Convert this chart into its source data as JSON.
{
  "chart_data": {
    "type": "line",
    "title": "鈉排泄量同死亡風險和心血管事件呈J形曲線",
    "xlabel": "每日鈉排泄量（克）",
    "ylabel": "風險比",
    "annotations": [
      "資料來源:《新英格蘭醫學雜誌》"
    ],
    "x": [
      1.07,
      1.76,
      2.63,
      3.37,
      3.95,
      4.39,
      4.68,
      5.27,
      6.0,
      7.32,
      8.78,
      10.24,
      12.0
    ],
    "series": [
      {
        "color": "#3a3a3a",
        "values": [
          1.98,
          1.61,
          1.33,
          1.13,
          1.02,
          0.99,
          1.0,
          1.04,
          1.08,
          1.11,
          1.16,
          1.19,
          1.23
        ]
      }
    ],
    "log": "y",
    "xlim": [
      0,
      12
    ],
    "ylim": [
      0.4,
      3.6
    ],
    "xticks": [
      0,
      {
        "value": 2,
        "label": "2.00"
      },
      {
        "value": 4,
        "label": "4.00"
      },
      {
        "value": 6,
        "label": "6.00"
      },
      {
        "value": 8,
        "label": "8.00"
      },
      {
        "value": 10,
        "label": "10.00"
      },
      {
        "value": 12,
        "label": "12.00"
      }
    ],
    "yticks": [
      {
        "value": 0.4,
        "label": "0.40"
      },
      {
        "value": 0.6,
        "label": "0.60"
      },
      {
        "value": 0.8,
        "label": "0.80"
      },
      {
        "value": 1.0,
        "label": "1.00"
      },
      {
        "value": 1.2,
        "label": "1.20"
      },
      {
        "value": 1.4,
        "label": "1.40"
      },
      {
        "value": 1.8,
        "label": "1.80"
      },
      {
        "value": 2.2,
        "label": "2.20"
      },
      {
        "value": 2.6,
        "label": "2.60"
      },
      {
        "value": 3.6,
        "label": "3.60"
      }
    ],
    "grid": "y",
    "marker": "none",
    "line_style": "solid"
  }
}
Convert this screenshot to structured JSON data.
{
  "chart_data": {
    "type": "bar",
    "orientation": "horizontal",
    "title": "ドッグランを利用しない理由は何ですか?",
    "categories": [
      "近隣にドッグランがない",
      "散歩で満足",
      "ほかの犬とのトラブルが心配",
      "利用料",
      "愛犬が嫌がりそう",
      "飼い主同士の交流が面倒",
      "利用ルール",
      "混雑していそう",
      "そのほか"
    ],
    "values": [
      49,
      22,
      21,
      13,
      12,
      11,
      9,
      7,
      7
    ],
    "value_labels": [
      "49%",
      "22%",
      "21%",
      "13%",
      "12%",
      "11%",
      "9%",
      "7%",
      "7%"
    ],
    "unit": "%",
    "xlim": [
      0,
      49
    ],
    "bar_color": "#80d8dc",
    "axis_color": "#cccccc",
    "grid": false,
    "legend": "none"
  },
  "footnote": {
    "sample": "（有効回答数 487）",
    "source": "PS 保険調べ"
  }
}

━━━━━━━━━━━━━━━━━━━━━━━━━━━━━━

_What you have to do_
Gather from the records above every line containing the string "this".

_Exercise response_
Convert this chart into its source data as JSON.
Convert this screenshot to structured JSON data.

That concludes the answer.